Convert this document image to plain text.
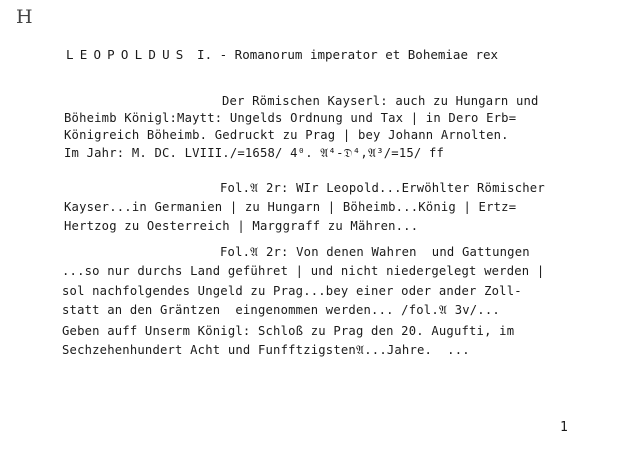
H
LEOPOLDUS I. - Romanorum imperator et Bohemiae rex
Der Römischen Kayserl: auch zu Hungarn und
Böheimb Königl:Maytt: Ungelds Ordnung und Tax | in Dero Erb=
Königreich Böheimb. Gedruckt zu Prag | bey Johann Arnolten.
Im Jahr: M. DC. LVIII./=1658/ 4⁰. 𝔄⁴-𝔇⁴,𝔄³/=15/ ff
Fol.𝔄 2r: WIr Leopold...Erwöhlter Römischer
Kayser...in Germanien | zu Hungarn | Böheimb...König | Ertz=
Hertzog zu Oesterreich | Marggraff zu Mähren...
Fol.𝔄 2r: Von denen Wahren  und Gattungen
...so nur durchs Land geführet | und nicht niedergelegt werden |
sol nachfolgendes Ungeld zu Prag...bey einer oder ander Zoll-
statt an den Gräntzen  eingenommen werden... /fol.𝔄 3v/...
Geben auff Unserm Königl: Schloß zu Prag den 20. Augufti, im
Sechzehenhundert Acht und Funfftzigsten𝔄...Jahre.  ...
1
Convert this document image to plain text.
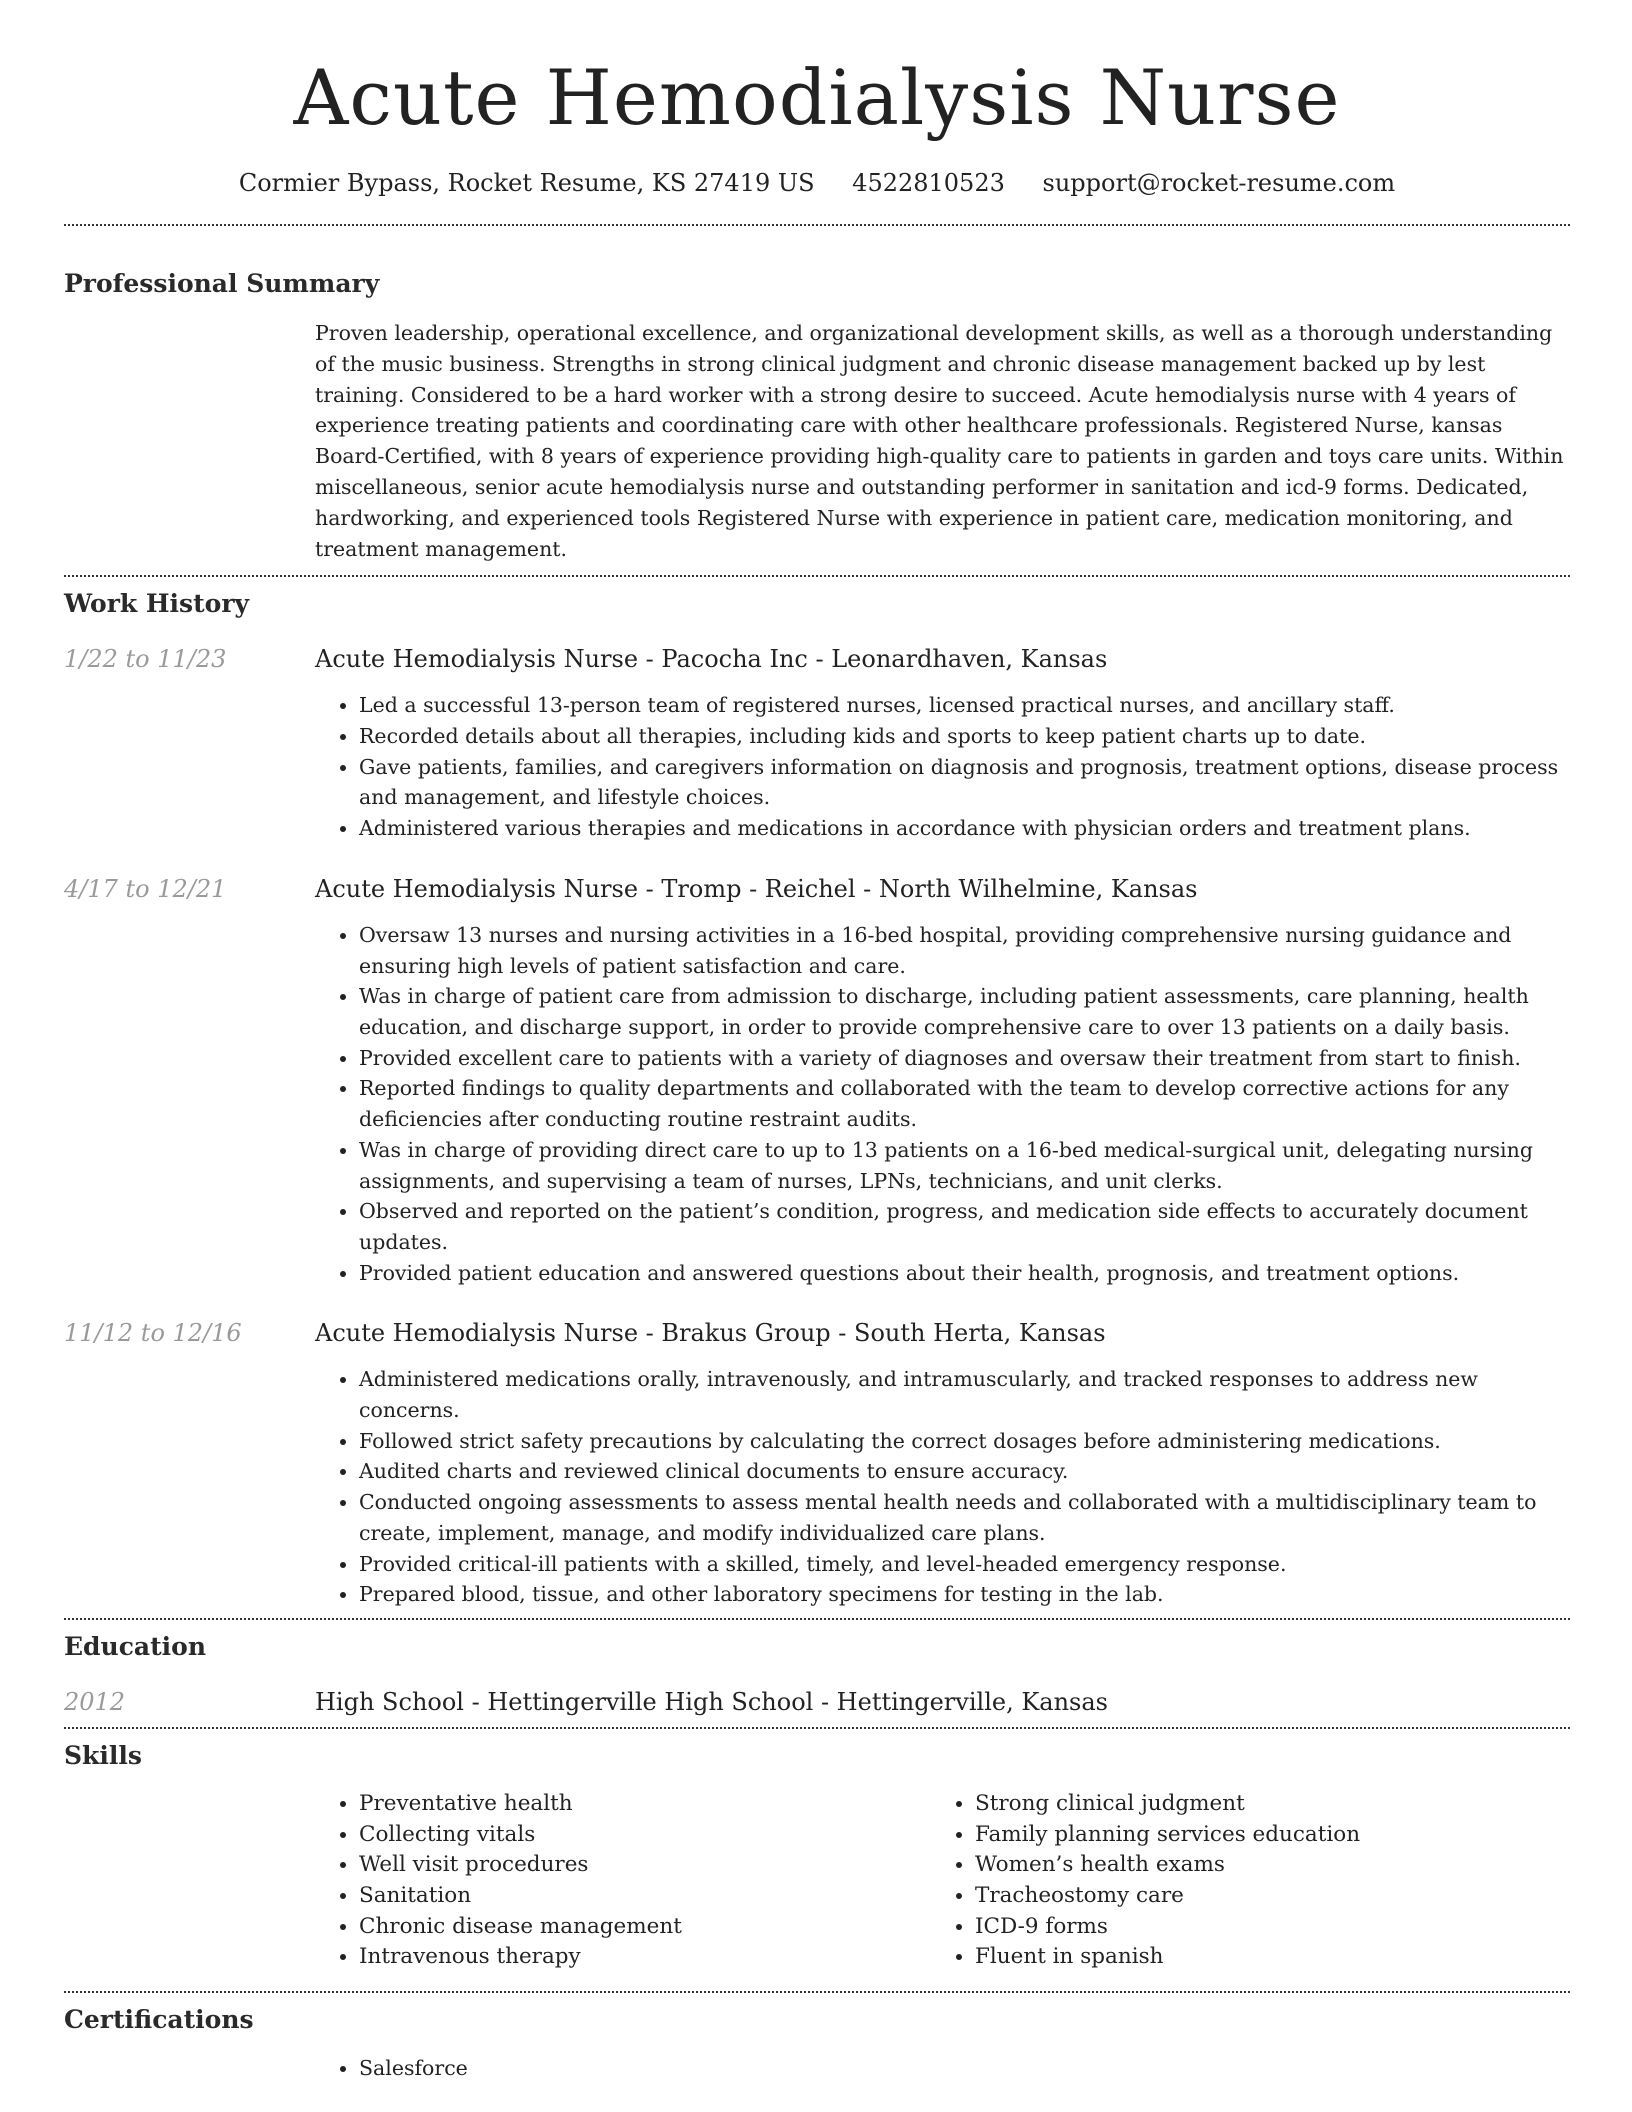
Acute Hemodialysis Nurse
Cormier Bypass, Rocket Resume, KS 27419 US 4522810523 support@rocket-resume.com
Professional Summary

Proven leadership, operational excellence, and organizational development skills, as well as a thorough understanding of the music business. Strengths in strong clinical judgment and chronic disease management backed up by lest training. Considered to be a hard worker with a strong desire to succeed. Acute hemodialysis nurse with 4 years of experience treating patients and coordinating care with other healthcare professionals. Registered Nurse, kansas Board-Certified, with 8 years of experience providing high-quality care to patients in garden and toys care units. Within miscellaneous, senior acute hemodialysis nurse and outstanding performer in sanitation and icd-9 forms. Dedicated, hardworking, and experienced tools Registered Nurse with experience in patient care, medication monitoring, and treatment management.

Work History
1/22 to 11/23	Acute Hemodialysis Nurse - Pacocha Inc - Leonardhaven, Kansas
• Led a successful 13-person team of registered nurses, licensed practical nurses, and ancillary staff.
• Recorded details about all therapies, including kids and sports to keep patient charts up to date.
• Gave patients, families, and caregivers information on diagnosis and prognosis, treatment options, disease process and management, and lifestyle choices.
• Administered various therapies and medications in accordance with physician orders and treatment plans.
4/17 to 12/21	Acute Hemodialysis Nurse - Tromp - Reichel - North Wilhelmine, Kansas
• Oversaw 13 nurses and nursing activities in a 16-bed hospital, providing comprehensive nursing guidance and ensuring high levels of patient satisfaction and care.
• Was in charge of patient care from admission to discharge, including patient assessments, care planning, health education, and discharge support, in order to provide comprehensive care to over 13 patients on a daily basis.
• Provided excellent care to patients with a variety of diagnoses and oversaw their treatment from start to finish.
• Reported findings to quality departments and collaborated with the team to develop corrective actions for any deficiencies after conducting routine restraint audits.
• Was in charge of providing direct care to up to 13 patients on a 16-bed medical-surgical unit, delegating nursing assignments, and supervising a team of nurses, LPNs, technicians, and unit clerks.
• Observed and reported on the patient’s condition, progress, and medication side effects to accurately document updates.
• Provided patient education and answered questions about their health, prognosis, and treatment options.
11/12 to 12/16	Acute Hemodialysis Nurse - Brakus Group - South Herta, Kansas
• Administered medications orally, intravenously, and intramuscularly, and tracked responses to address new concerns.
• Followed strict safety precautions by calculating the correct dosages before administering medications.
• Audited charts and reviewed clinical documents to ensure accuracy.
• Conducted ongoing assessments to assess mental health needs and collaborated with a multidisciplinary team to create, implement, manage, and modify individualized care plans.
• Provided critical-ill patients with a skilled, timely, and level-headed emergency response.
• Prepared blood, tissue, and other laboratory specimens for testing in the lab.
Education
2012	High School - Hettingerville High School - Hettingerville, Kansas
Skills
• Preventative health
• Collecting vitals
• Well visit procedures
• Sanitation
• Chronic disease management
• Intravenous therapy
• Strong clinical judgment
• Family planning services education
• Women’s health exams
• Tracheostomy care
• ICD-9 forms
• Fluent in spanish
Certifications
• Salesforce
○ ○ ○ ○ ○ ○ ○
What is expected
Omitting all images, retype each line of the records precisely.

Solution to this task
Convert this document image to plain text.
H
LEOPOLDUS I. - Romanorum imperator et Bohemiae rex
Der Römischen Kayserl: auch zu Hungarn und
Böheimb Königl:Maytt: Ungelds Ordnung und Tax | in Dero Erb=
Königreich Böheimb. Gedruckt zu Prag | bey Johann Arnolten.
Im Jahr: M. DC. LVIII./=1658/ 4⁰. 𝔄⁴-𝔇⁴,𝔄³/=15/ ff
Fol.𝔄 2r: WIr Leopold...Erwöhlter Römischer
Kayser...in Germanien | zu Hungarn | Böheimb...König | Ertz=
Hertzog zu Oesterreich | Marggraff zu Mähren...
Fol.𝔄 2r: Von denen Wahren  und Gattungen
...so nur durchs Land geführet | und nicht niedergelegt werden |
sol nachfolgendes Ungeld zu Prag...bey einer oder ander Zoll-
statt an den Gräntzen  eingenommen werden... /fol.𝔄 3v/...
Geben auff Unserm Königl: Schloß zu Prag den 20. Augufti, im
Sechzehenhundert Acht und Funfftzigsten𝔄...Jahre.  ...
1
Convert this document image to plain text.
Acute Hemodialysis Nurse
Cormier Bypass, Rocket Resume, KS 27419 US 4522810523 support@rocket-resume.com
Professional Summary

Proven leadership, operational excellence, and organizational development skills, as well as a thorough understanding of the music business. Strengths in strong clinical judgment and chronic disease management backed up by lest training. Considered to be a hard worker with a strong desire to succeed. Acute hemodialysis nurse with 4 years of experience treating patients and coordinating care with other healthcare professionals. Registered Nurse, kansas Board-Certified, with 8 years of experience providing high-quality care to patients in garden and toys care units. Within miscellaneous, senior acute hemodialysis nurse and outstanding performer in sanitation and icd-9 forms. Dedicated, hardworking, and experienced tools Registered Nurse with experience in patient care, medication monitoring, and treatment management.

Work History
1/22 to 11/23	Acute Hemodialysis Nurse - Pacocha Inc - Leonardhaven, Kansas
• Led a successful 13-person team of registered nurses, licensed practical nurses, and ancillary staff.
• Recorded details about all therapies, including kids and sports to keep patient charts up to date.
• Gave patients, families, and caregivers information on diagnosis and prognosis, treatment options, disease process and management, and lifestyle choices.
• Administered various therapies and medications in accordance with physician orders and treatment plans.
4/17 to 12/21	Acute Hemodialysis Nurse - Tromp - Reichel - North Wilhelmine, Kansas
• Oversaw 13 nurses and nursing activities in a 16-bed hospital, providing comprehensive nursing guidance and ensuring high levels of patient satisfaction and care.
• Was in charge of patient care from admission to discharge, including patient assessments, care planning, health education, and discharge support, in order to provide comprehensive care to over 13 patients on a daily basis.
• Provided excellent care to patients with a variety of diagnoses and oversaw their treatment from start to finish.
• Reported findings to quality departments and collaborated with the team to develop corrective actions for any deficiencies after conducting routine restraint audits.
• Was in charge of providing direct care to up to 13 patients on a 16-bed medical-surgical unit, delegating nursing assignments, and supervising a team of nurses, LPNs, technicians, and unit clerks.
• Observed and reported on the patient’s condition, progress, and medication side effects to accurately document updates.
• Provided patient education and answered questions about their health, prognosis, and treatment options.
11/12 to 12/16	Acute Hemodialysis Nurse - Brakus Group - South Herta, Kansas
• Administered medications orally, intravenously, and intramuscularly, and tracked responses to address new concerns.
• Followed strict safety precautions by calculating the correct dosages before administering medications.
• Audited charts and reviewed clinical documents to ensure accuracy.
• Conducted ongoing assessments to assess mental health needs and collaborated with a multidisciplinary team to create, implement, manage, and modify individualized care plans.
• Provided critical-ill patients with a skilled, timely, and level-headed emergency response.
• Prepared blood, tissue, and other laboratory specimens for testing in the lab.
Education
2012	High School - Hettingerville High School - Hettingerville, Kansas
Skills
• Preventative health
• Collecting vitals
• Well visit procedures
• Sanitation
• Chronic disease management
• Intravenous therapy
• Strong clinical judgment
• Family planning services education
• Women’s health exams
• Tracheostomy care
• ICD-9 forms
• Fluent in spanish
Certifications
• Salesforce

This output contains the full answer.